→ Source data:
/---

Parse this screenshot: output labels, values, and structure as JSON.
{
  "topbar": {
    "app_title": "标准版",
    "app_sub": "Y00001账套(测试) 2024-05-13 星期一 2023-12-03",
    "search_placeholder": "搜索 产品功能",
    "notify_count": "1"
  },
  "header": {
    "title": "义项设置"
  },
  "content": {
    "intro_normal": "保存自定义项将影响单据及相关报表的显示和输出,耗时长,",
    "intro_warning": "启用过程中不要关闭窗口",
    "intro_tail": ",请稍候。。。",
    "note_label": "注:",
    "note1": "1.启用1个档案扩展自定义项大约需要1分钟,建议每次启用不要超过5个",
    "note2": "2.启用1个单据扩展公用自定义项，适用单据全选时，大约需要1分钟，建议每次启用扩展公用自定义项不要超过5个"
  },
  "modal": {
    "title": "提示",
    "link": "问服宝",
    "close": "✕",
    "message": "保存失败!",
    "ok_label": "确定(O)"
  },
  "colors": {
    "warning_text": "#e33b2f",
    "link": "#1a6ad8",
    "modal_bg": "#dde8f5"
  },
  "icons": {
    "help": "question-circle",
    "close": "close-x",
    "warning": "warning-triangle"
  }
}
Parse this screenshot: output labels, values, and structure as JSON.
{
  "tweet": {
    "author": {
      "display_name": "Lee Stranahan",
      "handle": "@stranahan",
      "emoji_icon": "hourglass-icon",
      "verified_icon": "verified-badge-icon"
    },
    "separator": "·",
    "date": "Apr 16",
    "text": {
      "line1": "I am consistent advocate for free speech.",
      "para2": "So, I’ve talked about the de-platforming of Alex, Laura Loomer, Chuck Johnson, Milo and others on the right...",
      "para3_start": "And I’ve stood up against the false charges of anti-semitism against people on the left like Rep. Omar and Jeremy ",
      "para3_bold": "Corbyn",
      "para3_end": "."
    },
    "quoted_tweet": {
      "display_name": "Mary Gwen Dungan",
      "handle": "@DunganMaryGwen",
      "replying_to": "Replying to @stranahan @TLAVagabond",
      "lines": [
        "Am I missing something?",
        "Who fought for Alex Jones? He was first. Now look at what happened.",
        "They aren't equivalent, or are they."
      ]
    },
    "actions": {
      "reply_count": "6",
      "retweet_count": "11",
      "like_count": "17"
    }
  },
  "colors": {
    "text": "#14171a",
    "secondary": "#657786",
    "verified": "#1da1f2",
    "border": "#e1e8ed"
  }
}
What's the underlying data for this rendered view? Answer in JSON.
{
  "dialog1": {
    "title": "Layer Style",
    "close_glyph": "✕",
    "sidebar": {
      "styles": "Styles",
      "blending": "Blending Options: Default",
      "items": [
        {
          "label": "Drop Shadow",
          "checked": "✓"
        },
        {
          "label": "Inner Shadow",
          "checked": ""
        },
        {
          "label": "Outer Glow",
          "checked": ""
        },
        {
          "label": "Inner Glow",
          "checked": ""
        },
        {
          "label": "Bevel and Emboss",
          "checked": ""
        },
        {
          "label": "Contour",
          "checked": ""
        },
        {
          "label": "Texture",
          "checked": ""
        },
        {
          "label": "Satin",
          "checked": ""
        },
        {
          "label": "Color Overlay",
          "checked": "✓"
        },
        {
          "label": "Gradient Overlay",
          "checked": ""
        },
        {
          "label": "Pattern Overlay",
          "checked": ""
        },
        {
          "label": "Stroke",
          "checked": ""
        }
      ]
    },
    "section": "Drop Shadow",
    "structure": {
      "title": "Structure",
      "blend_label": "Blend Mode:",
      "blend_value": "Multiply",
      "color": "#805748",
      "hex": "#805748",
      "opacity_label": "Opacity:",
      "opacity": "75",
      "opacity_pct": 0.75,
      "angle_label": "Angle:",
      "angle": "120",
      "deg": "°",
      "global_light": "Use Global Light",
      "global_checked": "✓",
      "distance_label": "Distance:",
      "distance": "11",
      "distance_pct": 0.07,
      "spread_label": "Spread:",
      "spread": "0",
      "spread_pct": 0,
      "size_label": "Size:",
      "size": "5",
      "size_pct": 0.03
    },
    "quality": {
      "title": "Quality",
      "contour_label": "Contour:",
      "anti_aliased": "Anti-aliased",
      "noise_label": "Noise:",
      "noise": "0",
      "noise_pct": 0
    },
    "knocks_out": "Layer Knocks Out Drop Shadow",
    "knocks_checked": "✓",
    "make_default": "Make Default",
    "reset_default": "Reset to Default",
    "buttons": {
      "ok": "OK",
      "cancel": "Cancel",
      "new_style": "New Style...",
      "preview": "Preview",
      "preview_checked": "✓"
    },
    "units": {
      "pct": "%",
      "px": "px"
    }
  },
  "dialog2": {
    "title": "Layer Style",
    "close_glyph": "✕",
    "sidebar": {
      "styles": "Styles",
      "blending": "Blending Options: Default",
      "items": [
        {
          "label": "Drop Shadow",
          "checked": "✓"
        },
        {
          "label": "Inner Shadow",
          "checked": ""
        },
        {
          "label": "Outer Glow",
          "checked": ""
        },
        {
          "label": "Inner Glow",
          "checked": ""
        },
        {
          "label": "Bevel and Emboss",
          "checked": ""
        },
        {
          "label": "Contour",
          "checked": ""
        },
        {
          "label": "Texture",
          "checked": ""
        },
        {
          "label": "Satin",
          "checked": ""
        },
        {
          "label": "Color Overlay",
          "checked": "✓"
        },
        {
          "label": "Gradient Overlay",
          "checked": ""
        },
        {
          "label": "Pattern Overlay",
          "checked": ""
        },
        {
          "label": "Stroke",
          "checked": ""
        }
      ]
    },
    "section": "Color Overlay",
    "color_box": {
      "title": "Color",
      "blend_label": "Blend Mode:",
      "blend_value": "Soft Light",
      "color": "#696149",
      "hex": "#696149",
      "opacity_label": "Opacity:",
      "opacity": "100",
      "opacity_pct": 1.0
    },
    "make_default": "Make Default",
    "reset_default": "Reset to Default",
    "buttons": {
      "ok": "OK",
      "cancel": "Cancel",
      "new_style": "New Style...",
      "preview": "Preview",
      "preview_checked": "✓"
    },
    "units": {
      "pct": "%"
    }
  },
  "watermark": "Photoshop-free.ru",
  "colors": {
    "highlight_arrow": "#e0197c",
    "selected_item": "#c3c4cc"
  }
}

\---

→ Exercise task: Repeat the data exactly. Leave nothing out.

→ Exercise answer:
Parse this screenshot: output labels, values, and structure as JSON.
{
  "topbar": {
    "app_title": "标准版",
    "app_sub": "Y00001账套(测试) 2024-05-13 星期一 2023-12-03",
    "search_placeholder": "搜索 产品功能",
    "notify_count": "1"
  },
  "header": {
    "title": "义项设置"
  },
  "content": {
    "intro_normal": "保存自定义项将影响单据及相关报表的显示和输出,耗时长,",
    "intro_warning": "启用过程中不要关闭窗口",
    "intro_tail": ",请稍候。。。",
    "note_label": "注:",
    "note1": "1.启用1个档案扩展自定义项大约需要1分钟,建议每次启用不要超过5个",
    "note2": "2.启用1个单据扩展公用自定义项，适用单据全选时，大约需要1分钟，建议每次启用扩展公用自定义项不要超过5个"
  },
  "modal": {
    "title": "提示",
    "link": "问服宝",
    "close": "✕",
    "message": "保存失败!",
    "ok_label": "确定(O)"
  },
  "colors": {
    "warning_text": "#e33b2f",
    "link": "#1a6ad8",
    "modal_bg": "#dde8f5"
  },
  "icons": {
    "help": "question-circle",
    "close": "close-x",
    "warning": "warning-triangle"
  }
}
Parse this screenshot: output labels, values, and structure as JSON.
{
  "tweet": {
    "author": {
      "display_name": "Lee Stranahan",
      "handle": "@stranahan",
      "emoji_icon": "hourglass-icon",
      "verified_icon": "verified-badge-icon"
    },
    "separator": "·",
    "date": "Apr 16",
    "text": {
      "line1": "I am consistent advocate for free speech.",
      "para2": "So, I’ve talked about the de-platforming of Alex, Laura Loomer, Chuck Johnson, Milo and others on the right...",
      "para3_start": "And I’ve stood up against the false charges of anti-semitism against people on the left like Rep. Omar and Jeremy ",
      "para3_bold": "Corbyn",
      "para3_end": "."
    },
    "quoted_tweet": {
      "display_name": "Mary Gwen Dungan",
      "handle": "@DunganMaryGwen",
      "replying_to": "Replying to @stranahan @TLAVagabond",
      "lines": [
        "Am I missing something?",
        "Who fought for Alex Jones? He was first. Now look at what happened.",
        "They aren't equivalent, or are they."
      ]
    },
    "actions": {
      "reply_count": "6",
      "retweet_count": "11",
      "like_count": "17"
    }
  },
  "colors": {
    "text": "#14171a",
    "secondary": "#657786",
    "verified": "#1da1f2",
    "border": "#e1e8ed"
  }
}
What's the underlying data for this rendered view? Answer in JSON.
{
  "dialog1": {
    "title": "Layer Style",
    "close_glyph": "✕",
    "sidebar": {
      "styles": "Styles",
      "blending": "Blending Options: Default",
      "items": [
        {
          "label": "Drop Shadow",
          "checked": "✓"
        },
        {
          "label": "Inner Shadow",
          "checked": ""
        },
        {
          "label": "Outer Glow",
          "checked": ""
        },
        {
          "label": "Inner Glow",
          "checked": ""
        },
        {
          "label": "Bevel and Emboss",
          "checked": ""
        },
        {
          "label": "Contour",
          "checked": ""
        },
        {
          "label": "Texture",
          "checked": ""
        },
        {
          "label": "Satin",
          "checked": ""
        },
        {
          "label": "Color Overlay",
          "checked": "✓"
        },
        {
          "label": "Gradient Overlay",
          "checked": ""
        },
        {
          "label": "Pattern Overlay",
          "checked": ""
        },
        {
          "label": "Stroke",
          "checked": ""
        }
      ]
    },
    "section": "Drop Shadow",
    "structure": {
      "title": "Structure",
      "blend_label": "Blend Mode:",
      "blend_value": "Multiply",
      "color": "#805748",
      "hex": "#805748",
      "opacity_label": "Opacity:",
      "opacity": "75",
      "opacity_pct": 0.75,
      "angle_label": "Angle:",
      "angle": "120",
      "deg": "°",
      "global_light": "Use Global Light",
      "global_checked": "✓",
      "distance_label": "Distance:",
      "distance": "11",
      "distance_pct": 0.07,
      "spread_label": "Spread:",
      "spread": "0",
      "spread_pct": 0,
      "size_label": "Size:",
      "size": "5",
      "size_pct": 0.03
    },
    "quality": {
      "title": "Quality",
      "contour_label": "Contour:",
      "anti_aliased": "Anti-aliased",
      "noise_label": "Noise:",
      "noise": "0",
      "noise_pct": 0
    },
    "knocks_out": "Layer Knocks Out Drop Shadow",
    "knocks_checked": "✓",
    "make_default": "Make Default",
    "reset_default": "Reset to Default",
    "buttons": {
      "ok": "OK",
      "cancel": "Cancel",
      "new_style": "New Style...",
      "preview": "Preview",
      "preview_checked": "✓"
    },
    "units": {
      "pct": "%",
      "px": "px"
    }
  },
  "dialog2": {
    "title": "Layer Style",
    "close_glyph": "✕",
    "sidebar": {
      "styles": "Styles",
      "blending": "Blending Options: Default",
      "items": [
        {
          "label": "Drop Shadow",
          "checked": "✓"
        },
        {
          "label": "Inner Shadow",
          "checked": ""
        },
        {
          "label": "Outer Glow",
          "checked": ""
        },
        {
          "label": "Inner Glow",
          "checked": ""
        },
        {
          "label": "Bevel and Emboss",
          "checked": ""
        },
        {
          "label": "Contour",
          "checked": ""
        },
        {
          "label": "Texture",
          "checked": ""
        },
        {
          "label": "Satin",
          "checked": ""
        },
        {
          "label": "Color Overlay",
          "checked": "✓"
        },
        {
          "label": "Gradient Overlay",
          "checked": ""
        },
        {
          "label": "Pattern Overlay",
          "checked": ""
        },
        {
          "label": "Stroke",
          "checked": ""
        }
      ]
    },
    "section": "Color Overlay",
    "color_box": {
      "title": "Color",
      "blend_label": "Blend Mode:",
      "blend_value": "Soft Light",
      "color": "#696149",
      "hex": "#696149",
      "opacity_label": "Opacity:",
      "opacity": "100",
      "opacity_pct": 1.0
    },
    "make_default": "Make Default",
    "reset_default": "Reset to Default",
    "buttons": {
      "ok": "OK",
      "cancel": "Cancel",
      "new_style": "New Style...",
      "preview": "Preview",
      "preview_checked": "✓"
    },
    "units": {
      "pct": "%"
    }
  },
  "watermark": "Photoshop-free.ru",
  "colors": {
    "highlight_arrow": "#e0197c",
    "selected_item": "#c3c4cc"
  }
}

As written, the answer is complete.